[Stored records]
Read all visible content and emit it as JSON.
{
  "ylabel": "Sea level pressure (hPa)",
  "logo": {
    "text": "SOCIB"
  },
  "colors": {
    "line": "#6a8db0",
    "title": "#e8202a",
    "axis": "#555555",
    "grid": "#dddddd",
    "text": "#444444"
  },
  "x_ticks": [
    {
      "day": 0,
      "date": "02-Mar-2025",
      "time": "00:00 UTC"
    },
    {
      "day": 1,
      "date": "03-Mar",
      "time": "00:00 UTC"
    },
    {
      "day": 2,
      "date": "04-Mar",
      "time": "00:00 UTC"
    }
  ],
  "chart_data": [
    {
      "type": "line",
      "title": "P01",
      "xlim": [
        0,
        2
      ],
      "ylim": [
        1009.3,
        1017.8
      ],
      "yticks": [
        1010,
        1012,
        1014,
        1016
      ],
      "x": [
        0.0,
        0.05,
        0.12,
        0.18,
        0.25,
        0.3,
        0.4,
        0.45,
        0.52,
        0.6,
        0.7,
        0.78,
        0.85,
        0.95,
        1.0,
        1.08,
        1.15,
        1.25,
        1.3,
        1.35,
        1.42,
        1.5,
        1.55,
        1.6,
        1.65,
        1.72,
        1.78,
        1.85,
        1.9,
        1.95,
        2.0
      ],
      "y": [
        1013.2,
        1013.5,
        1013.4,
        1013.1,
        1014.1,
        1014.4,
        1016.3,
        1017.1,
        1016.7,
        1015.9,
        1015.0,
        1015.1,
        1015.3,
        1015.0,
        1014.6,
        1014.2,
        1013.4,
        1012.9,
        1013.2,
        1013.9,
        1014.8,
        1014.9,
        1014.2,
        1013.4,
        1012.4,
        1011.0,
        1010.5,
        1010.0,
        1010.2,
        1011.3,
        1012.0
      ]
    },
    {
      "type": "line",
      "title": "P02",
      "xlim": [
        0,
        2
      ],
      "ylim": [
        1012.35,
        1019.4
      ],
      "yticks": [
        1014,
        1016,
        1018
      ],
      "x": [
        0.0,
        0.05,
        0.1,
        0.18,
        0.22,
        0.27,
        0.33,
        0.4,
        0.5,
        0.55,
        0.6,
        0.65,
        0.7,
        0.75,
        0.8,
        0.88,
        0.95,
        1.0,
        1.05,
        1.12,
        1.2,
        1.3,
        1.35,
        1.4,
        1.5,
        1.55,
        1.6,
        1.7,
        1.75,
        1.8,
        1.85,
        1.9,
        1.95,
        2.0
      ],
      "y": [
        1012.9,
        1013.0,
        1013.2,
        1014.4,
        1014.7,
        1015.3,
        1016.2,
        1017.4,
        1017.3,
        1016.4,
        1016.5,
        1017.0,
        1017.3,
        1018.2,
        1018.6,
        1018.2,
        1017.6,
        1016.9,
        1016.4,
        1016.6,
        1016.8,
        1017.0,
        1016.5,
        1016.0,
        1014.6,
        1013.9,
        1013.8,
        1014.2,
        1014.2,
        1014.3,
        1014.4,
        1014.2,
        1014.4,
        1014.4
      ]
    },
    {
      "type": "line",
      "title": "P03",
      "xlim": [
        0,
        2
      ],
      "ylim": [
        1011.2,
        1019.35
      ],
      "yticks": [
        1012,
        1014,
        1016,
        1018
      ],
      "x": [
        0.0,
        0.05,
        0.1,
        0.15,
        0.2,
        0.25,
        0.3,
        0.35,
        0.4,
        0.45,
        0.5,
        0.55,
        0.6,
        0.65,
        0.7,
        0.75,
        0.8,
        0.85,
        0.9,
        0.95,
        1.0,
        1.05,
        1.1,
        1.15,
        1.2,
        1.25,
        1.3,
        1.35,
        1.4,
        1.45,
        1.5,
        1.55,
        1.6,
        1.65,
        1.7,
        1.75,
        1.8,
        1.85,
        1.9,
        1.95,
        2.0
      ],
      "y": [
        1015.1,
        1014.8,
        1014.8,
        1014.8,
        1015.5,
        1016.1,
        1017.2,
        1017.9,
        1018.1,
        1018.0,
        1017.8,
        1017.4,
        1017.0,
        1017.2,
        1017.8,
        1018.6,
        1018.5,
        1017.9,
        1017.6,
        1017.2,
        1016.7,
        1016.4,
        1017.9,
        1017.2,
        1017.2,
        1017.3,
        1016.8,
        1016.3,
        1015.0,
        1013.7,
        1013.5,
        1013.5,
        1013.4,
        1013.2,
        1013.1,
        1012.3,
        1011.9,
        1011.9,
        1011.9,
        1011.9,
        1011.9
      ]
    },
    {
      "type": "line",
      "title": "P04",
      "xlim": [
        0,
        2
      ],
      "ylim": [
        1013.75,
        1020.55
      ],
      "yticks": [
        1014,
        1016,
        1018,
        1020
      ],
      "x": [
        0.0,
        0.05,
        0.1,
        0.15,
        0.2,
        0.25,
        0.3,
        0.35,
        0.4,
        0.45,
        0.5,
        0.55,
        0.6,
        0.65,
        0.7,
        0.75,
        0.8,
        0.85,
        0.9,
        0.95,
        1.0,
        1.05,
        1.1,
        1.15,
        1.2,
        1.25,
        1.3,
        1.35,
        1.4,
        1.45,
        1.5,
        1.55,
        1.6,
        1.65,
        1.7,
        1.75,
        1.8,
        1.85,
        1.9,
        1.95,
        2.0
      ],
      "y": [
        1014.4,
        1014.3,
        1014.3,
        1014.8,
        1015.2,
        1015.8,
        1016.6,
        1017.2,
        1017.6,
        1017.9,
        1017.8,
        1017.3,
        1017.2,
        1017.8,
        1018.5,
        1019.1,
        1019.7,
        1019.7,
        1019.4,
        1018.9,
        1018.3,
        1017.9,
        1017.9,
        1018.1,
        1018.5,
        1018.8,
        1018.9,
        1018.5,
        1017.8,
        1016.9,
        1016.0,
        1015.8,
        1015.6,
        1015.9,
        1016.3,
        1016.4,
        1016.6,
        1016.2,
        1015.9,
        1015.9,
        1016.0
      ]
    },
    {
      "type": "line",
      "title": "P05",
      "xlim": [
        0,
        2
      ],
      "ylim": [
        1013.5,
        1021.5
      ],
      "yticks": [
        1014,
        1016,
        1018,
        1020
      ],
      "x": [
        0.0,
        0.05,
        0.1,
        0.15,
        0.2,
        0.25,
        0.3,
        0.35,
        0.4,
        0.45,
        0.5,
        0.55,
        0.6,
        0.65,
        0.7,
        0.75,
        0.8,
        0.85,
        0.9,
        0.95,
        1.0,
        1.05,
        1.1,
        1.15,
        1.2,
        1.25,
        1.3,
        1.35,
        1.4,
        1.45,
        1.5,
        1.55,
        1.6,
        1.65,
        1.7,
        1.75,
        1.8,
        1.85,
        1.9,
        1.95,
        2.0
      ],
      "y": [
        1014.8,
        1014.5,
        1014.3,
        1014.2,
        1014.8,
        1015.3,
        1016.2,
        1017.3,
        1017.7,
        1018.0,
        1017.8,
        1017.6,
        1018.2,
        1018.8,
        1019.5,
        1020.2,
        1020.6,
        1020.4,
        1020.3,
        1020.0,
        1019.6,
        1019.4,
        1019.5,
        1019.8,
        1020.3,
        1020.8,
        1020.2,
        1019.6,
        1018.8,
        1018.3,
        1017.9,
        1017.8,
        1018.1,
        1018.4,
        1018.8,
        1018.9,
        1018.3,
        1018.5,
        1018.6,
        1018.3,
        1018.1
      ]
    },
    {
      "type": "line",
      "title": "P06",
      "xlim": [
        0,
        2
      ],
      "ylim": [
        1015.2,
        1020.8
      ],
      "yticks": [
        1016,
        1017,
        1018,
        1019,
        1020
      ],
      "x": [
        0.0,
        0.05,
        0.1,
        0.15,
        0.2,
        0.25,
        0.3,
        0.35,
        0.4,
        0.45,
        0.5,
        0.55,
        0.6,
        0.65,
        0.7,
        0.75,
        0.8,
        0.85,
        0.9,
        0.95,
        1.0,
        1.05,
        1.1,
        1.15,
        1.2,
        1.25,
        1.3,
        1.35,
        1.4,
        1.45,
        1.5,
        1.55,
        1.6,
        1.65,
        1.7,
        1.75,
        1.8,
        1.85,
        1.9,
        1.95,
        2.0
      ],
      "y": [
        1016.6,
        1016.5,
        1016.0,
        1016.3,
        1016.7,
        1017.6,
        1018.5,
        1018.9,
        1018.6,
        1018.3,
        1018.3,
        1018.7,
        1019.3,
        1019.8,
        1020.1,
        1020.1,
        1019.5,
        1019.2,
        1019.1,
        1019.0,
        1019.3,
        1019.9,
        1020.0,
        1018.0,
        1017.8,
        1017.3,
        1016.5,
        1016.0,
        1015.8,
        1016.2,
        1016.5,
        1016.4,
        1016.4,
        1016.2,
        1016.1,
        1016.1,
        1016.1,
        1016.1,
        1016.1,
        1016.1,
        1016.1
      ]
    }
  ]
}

**THE TASK:** Which lines hold the string "title"? List them all.

**SOLUTION TO THE EXERCISE:**
    "title": "#e8202a",
      "title": "P01",
      "title": "P02",
      "title": "P03",
      "title": "P04",
      "title": "P05",
      "title": "P06",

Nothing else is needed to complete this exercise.